> Parts of the exercise
• A. Reproduce verbatim the portion of the T5 summarization notebook starting at "# Text summarization" and ending at "the corresponding summaries.".
• B. Carry the T5 summarization notebook forward from the point where it stops.

> Quoted text
------------------------------------

# Text summarization with T5 on XSum

We are going to fine-tune the [T5 model, implemented by HuggingFace](https://huggingface.co/t5-small), for text summarization on the [Extreme Summarization (XSum)](https://huggingface.co/datasets/xsum) dataset.
The data is composed by news articles and the corresponding summaries.

We will be using the following model sizes available from HuggingFace

| Variant                                     |   Parameters    |
|:-------------------------------------------:|----------------:|
| [T5-small](https://huggingface.co/t5-small) |    60,506,624   | 
| [T5-large](https://huggingface.co/t5-large) |   737,668,096   | 
| [T5-3b](https://huggingface.co/t5-3b)       | 2,851,598,336   | 


More info:
* This notebooks is based on the script [run_summarization_no_trainer.py](https://github.com/huggingface/transformers/blob/v4.12.5/examples/pytorch/summarization/run_summarization_no_trainer.py) from HuggingFace
* [T5 on HuggingFace docs](https://huggingface.co/transformers/model_doc/t5.html)

In [1]:
import os
import datasets
import numpy as np
import torch
from datasets import load_dataset, load_metric
from transformers import AutoModelForSeq2SeqLM, AutoTokenizer, DataCollatorForSeq2Seq
from torch.utils.data import DataLoader

  from .autonotebook import tqdm as notebook_tqdm
2022-10-13 13:04:40.762304: I tensorflow/core/platform/cpu_feature_guard.cc:193] This TensorFlow binary is optimized with oneAPI Deep Neural Network Library (oneDNN) to use the following CPU instructions in performance-critical operations:  AVX2 FMA
To enable them in other operations, rebuild TensorFlow with the appropriate compiler flags.
2022-10-13 13:04:40.934954: E tensorflow/stream_executor/cuda/cuda_blas.cc:2981] Unable to register cuBLAS factory: Attempting to register factory for plugin cuBLAS when one has already been registered
2022-10-13 13:04:42.119263: W tensorflow/stream_executor/platform/default/dso_loader.cc:64] Could not load dynamic library 'libnvinfer.so.7'; dlerror: libnvinfer.so.7: cannot open shared object file: No such file or directory; LD_LIBRARY_PATH: /apps/daint/UES/6.0.UP04/sandboxes/sarafael/software/cuDNN/8.1.0/lib:/opt/nvidia/hpc_sdk/Linux_x86_64/21.5/cuda/11.3/compat:/usr/local/cuda-11.3/compat:/opt/nvidi

In [2]:
from datasets.utils import disable_progress_bar
from datasets import disable_caching


disable_progress_bar()

------------------------------------

> Data provided

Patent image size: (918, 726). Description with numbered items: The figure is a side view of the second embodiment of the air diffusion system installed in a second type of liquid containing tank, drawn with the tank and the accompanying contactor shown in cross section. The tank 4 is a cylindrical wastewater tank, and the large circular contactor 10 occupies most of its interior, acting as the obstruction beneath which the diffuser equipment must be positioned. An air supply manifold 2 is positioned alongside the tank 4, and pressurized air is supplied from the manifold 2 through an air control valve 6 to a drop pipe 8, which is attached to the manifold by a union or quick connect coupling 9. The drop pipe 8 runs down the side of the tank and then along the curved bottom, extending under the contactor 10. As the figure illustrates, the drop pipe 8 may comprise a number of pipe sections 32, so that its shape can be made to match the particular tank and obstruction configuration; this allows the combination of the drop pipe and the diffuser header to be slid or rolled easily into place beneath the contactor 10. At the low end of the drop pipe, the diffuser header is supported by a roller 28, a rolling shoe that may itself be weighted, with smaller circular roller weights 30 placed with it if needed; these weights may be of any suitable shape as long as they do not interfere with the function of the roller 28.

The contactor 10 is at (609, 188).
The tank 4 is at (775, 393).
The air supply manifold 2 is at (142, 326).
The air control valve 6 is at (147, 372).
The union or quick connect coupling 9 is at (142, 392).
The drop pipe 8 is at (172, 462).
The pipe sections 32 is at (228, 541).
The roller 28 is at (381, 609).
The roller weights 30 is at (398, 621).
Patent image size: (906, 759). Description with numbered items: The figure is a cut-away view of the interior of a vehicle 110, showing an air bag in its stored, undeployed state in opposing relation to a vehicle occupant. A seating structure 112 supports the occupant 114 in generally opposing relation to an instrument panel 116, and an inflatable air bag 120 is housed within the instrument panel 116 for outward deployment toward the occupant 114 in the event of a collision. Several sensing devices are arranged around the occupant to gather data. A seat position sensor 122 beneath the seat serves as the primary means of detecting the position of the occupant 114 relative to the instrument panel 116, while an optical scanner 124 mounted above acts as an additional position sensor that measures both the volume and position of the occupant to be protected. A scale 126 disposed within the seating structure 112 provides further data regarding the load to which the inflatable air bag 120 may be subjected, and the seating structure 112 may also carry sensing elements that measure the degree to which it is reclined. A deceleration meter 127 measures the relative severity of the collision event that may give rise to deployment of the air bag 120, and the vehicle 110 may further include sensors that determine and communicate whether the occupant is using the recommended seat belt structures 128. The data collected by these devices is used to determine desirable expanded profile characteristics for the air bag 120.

------------------------------------

> Results for each task
• A.
# Text summarization with T5 on XSum

We are going to fine-tune the [T5 model, implemented by HuggingFace](https://huggingface.co/t5-small), for text summarization on the [Extreme Summarization (XSum)](https://huggingface.co/datasets/xsum) dataset.
The data is composed by news articles and the corresponding summaries.

• B.
disable_caching()

In [3]:
hf_model = 't5-large'
t5_cache = os.path.join(os.getcwd(), 'cache')

In [4]:
tokenizer = AutoTokenizer.from_pretrained(
    hf_model,
    use_fast=True,
    cache_dir=os.path.join(t5_cache, f'{hf_model}_tokenizer')
)

Downloading: 100%|██████████| 1.17k/1.17k [00:00<00:00, 1.48MB/s]
Downloading: 100%|██████████| 773k/773k [00:00<00:00, 1.57MB/s]
Downloading: 100%|██████████| 1.32M/1.32M [00:00<00:00, 1.53MB/s]
For now, this behavior is kept to avoid breaking backwards compatibility when padding/encoding with `truncation is True`.
- Be aware that you SHOULD NOT rely on t5-large automatically truncating your input to 512 when padding/encoding.
- If you want to encode/pad to sequences longer than 512 you can either instantiate this tokenizer with `model_max_length` or pass `max_length` when encoding/padding.


In [5]:
model = AutoModelForSeq2SeqLM.from_pretrained(
    hf_model,
    cache_dir=os.path.join(t5_cache, f'{hf_model}_model')
)

Downloading: 100%|██████████| 1.17k/1.17k [00:00<00:00, 1.27MB/s]
Downloading: 100%|██████████| 2.75G/2.75G [01:20<00:00, 36.4MB/s]


In [6]:
parameters = filter(lambda p: p.requires_grad, model.parameters())
num_params = sum([np.prod(p.size()) for p in parameters])
print(f'{num_params:,} parameters\n')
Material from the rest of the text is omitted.